Data items —
>>>>>

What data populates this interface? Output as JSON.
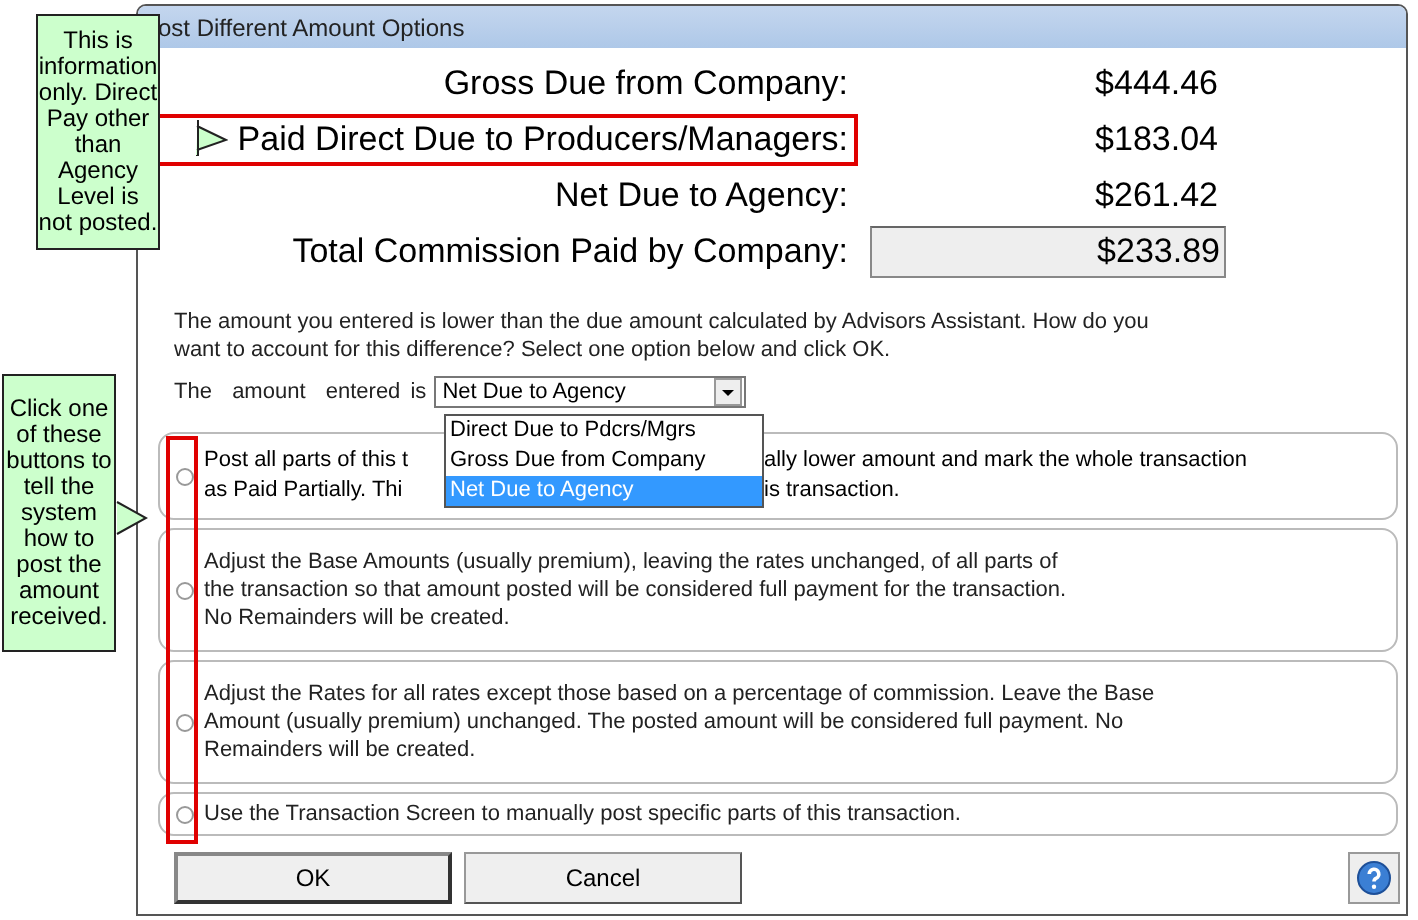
{
  "window": {
    "title": "ost Different Amount Options"
  },
  "summary": [
    {
      "label": "Gross Due from Company:",
      "value": "$444.46",
      "highlighted": false,
      "kind": "text"
    },
    {
      "label": "Paid Direct Due to Producers/Managers:",
      "value": "$183.04",
      "highlighted": true,
      "kind": "text"
    },
    {
      "label": "Net Due to Agency:",
      "value": "$261.42",
      "highlighted": false,
      "kind": "text"
    },
    {
      "label": "Total Commission Paid by Company:",
      "value": "$233.89",
      "highlighted": false,
      "kind": "box"
    }
  ],
  "message": "The amount you entered is lower than the due amount calculated by Advisors Assistant. How do you want to account for this difference? Select one option below and click OK.",
  "amount_select": {
    "label": "The  amount  entered is",
    "value": "Net Due to Agency",
    "options": [
      {
        "label": "Direct Due to Pdcrs/Mgrs",
        "selected": false
      },
      {
        "label": "Gross Due from Company",
        "selected": false
      },
      {
        "label": "Net Due to Agency",
        "selected": true
      }
    ]
  },
  "options": [
    {
      "kind": "split",
      "selected": false,
      "lines": [
        [
          "Post all parts of this t",
          "ally lower amount and mark the whole transaction"
        ],
        [
          "as Paid Partially.  Thi",
          "is transaction."
        ]
      ]
    },
    {
      "kind": "text",
      "selected": false,
      "text": "Adjust the Base Amounts (usually premium), leaving the rates unchanged, of all parts of\nthe transaction so that amount posted will be considered full payment for the transaction.\nNo Remainders will be created."
    },
    {
      "kind": "text",
      "selected": false,
      "text": "Adjust the Rates for all rates except those based on a percentage of commission.  Leave the Base\nAmount (usually premium) unchanged. The posted amount will be considered full payment. No\nRemainders will be created."
    },
    {
      "kind": "text",
      "selected": false,
      "text": "Use the Transaction Screen to manually post specific parts of this transaction."
    }
  ],
  "buttons": [
    "OK",
    "Cancel"
  ],
  "callouts": [
    {
      "text": "This is information only.  Direct Pay other than Agency Level is not posted."
    },
    {
      "text": "Click one of these buttons to tell the system how to post the amount received."
    }
  ]
}
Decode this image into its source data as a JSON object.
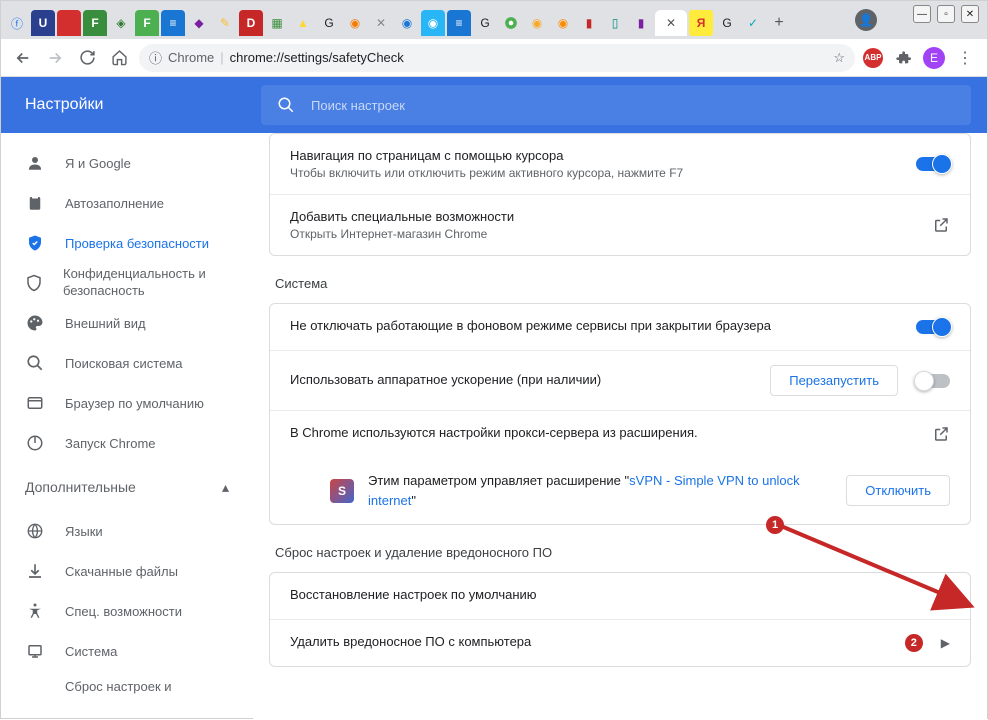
{
  "omnibox": {
    "scheme_label": "Chrome",
    "url": "chrome://settings/safetyCheck"
  },
  "header": {
    "title": "Настройки",
    "search_placeholder": "Поиск настроек"
  },
  "sidebar": {
    "items": [
      {
        "label": "Я и Google"
      },
      {
        "label": "Автозаполнение"
      },
      {
        "label": "Проверка безопасности"
      },
      {
        "label": "Конфиденциальность и безопасность"
      },
      {
        "label": "Внешний вид"
      },
      {
        "label": "Поисковая система"
      },
      {
        "label": "Браузер по умолчанию"
      },
      {
        "label": "Запуск Chrome"
      }
    ],
    "advanced_label": "Дополнительные",
    "adv_items": [
      {
        "label": "Языки"
      },
      {
        "label": "Скачанные файлы"
      },
      {
        "label": "Спец. возможности"
      },
      {
        "label": "Система"
      },
      {
        "label": "Сброс настроек и"
      }
    ]
  },
  "main": {
    "cursor_nav": {
      "title": "Навигация по страницам с помощью курсора",
      "subtitle": "Чтобы включить или отключить режим активного курсора, нажмите F7"
    },
    "a11y_add": {
      "title": "Добавить специальные возможности",
      "subtitle": "Открыть Интернет-магазин Chrome"
    },
    "system_title": "Система",
    "bg_services": {
      "title": "Не отключать работающие в фоновом режиме сервисы при закрытии браузера"
    },
    "hw_accel": {
      "title": "Использовать аппаратное ускорение (при наличии)",
      "restart": "Перезапустить"
    },
    "proxy": {
      "title": "В Chrome используются настройки прокси-сервера из расширения."
    },
    "ext": {
      "prefix": "Этим параметром управляет расширение \"",
      "name": "sVPN - Simple VPN to unlock internet",
      "suffix": "\"",
      "disable": "Отключить"
    },
    "reset_title": "Сброс настроек и удаление вредоносного ПО",
    "restore_defaults": "Восстановление настроек по умолчанию",
    "remove_malware": "Удалить вредоносное ПО с компьютера"
  },
  "annotations": {
    "b1": "1",
    "b2": "2"
  }
}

<<<<<

Given task —
Which lines hold the word "Сброс"? Show each one.

Solved problem —
        "label": "Сброс настроек и"
    "reset_title": "Сброс настроек и удаление вредоносного ПО",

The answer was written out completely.